OBJECTIVE:
Only the lines holding the string "portrait" are needed. Copy each one.
....
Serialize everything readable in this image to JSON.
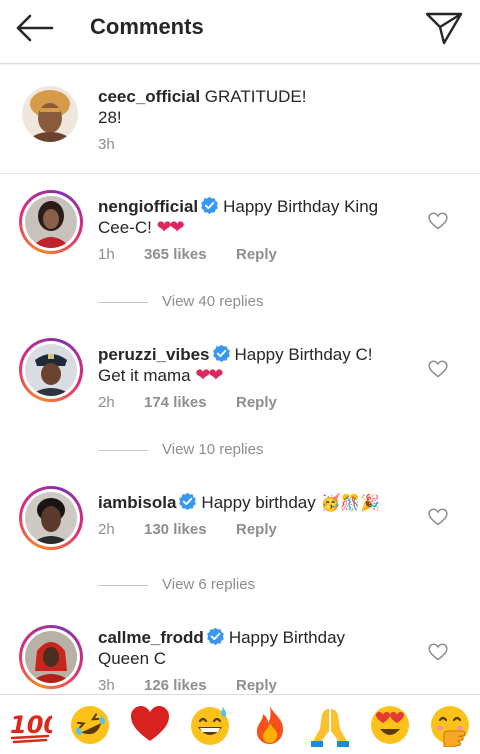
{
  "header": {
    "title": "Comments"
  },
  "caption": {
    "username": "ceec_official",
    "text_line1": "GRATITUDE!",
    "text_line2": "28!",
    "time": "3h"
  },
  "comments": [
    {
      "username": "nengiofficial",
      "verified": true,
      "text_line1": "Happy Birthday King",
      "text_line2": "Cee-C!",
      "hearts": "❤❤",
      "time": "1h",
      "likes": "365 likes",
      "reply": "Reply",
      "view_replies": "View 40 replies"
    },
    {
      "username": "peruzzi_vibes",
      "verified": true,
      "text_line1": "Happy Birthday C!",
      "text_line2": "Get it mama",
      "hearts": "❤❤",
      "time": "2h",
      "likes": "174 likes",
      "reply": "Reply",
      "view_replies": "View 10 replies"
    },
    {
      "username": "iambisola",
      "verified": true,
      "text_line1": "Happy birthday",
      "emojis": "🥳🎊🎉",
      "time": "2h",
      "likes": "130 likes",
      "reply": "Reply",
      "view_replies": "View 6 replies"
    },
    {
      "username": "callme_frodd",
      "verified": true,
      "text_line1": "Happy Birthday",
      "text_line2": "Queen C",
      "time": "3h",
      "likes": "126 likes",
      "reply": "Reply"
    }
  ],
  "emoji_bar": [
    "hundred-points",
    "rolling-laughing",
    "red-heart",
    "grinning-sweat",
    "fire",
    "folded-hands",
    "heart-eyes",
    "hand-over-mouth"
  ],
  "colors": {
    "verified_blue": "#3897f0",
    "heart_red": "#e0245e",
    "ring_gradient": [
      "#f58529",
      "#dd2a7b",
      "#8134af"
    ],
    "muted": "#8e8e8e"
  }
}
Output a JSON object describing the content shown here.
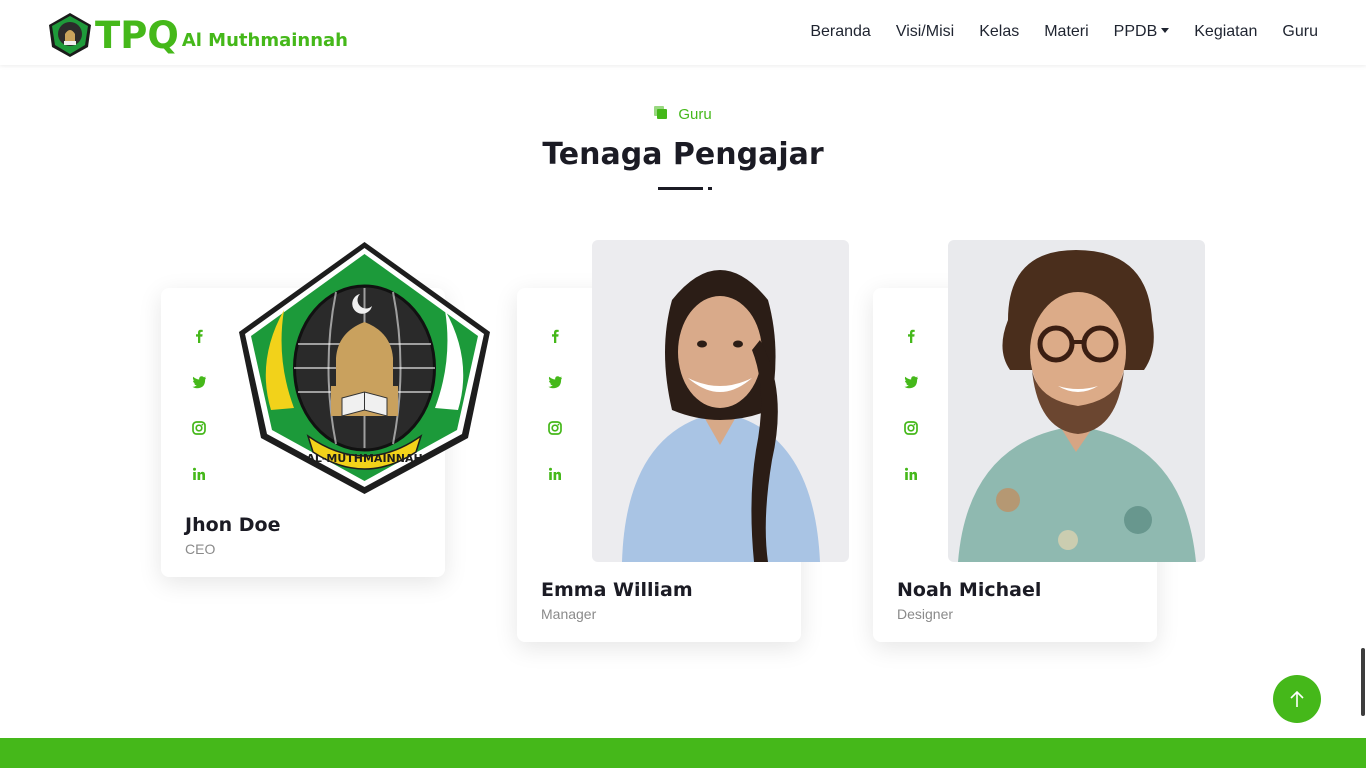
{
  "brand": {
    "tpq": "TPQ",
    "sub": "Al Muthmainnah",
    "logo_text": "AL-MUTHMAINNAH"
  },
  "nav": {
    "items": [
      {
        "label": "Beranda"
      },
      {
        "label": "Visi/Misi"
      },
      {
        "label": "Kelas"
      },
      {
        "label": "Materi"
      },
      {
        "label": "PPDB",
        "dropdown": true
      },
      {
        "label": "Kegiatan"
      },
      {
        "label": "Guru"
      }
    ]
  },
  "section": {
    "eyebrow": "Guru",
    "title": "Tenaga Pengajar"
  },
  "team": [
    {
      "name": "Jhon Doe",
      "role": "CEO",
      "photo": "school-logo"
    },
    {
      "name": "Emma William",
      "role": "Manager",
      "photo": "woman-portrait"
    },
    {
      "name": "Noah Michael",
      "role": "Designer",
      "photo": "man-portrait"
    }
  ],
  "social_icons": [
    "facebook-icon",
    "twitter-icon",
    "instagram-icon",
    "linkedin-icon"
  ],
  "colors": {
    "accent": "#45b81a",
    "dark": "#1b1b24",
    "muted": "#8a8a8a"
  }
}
....
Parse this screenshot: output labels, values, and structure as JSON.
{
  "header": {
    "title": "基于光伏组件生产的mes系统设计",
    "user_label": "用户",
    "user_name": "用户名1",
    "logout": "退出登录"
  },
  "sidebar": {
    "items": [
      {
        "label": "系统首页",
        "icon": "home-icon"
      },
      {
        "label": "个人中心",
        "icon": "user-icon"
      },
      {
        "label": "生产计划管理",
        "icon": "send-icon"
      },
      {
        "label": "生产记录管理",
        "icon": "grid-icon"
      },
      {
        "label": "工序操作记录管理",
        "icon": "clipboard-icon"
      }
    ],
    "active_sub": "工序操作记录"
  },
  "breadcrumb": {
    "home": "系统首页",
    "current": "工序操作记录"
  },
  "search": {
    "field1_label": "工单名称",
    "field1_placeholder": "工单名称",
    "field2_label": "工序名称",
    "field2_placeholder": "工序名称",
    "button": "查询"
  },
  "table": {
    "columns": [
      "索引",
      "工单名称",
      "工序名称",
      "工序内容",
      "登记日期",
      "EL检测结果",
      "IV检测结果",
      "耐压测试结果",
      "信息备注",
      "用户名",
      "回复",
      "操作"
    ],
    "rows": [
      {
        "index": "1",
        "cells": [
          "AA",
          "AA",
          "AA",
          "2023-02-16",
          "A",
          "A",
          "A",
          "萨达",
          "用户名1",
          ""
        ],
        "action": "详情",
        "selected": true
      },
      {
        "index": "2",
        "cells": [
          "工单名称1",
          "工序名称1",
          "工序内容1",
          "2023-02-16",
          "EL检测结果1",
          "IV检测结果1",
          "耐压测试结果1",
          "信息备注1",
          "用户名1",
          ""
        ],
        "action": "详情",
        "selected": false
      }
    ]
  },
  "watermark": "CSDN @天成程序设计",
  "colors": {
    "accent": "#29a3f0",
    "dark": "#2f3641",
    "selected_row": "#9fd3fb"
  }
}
....
TASK RESULT:
      "photo": "woman-portrait"
      "photo": "man-portrait"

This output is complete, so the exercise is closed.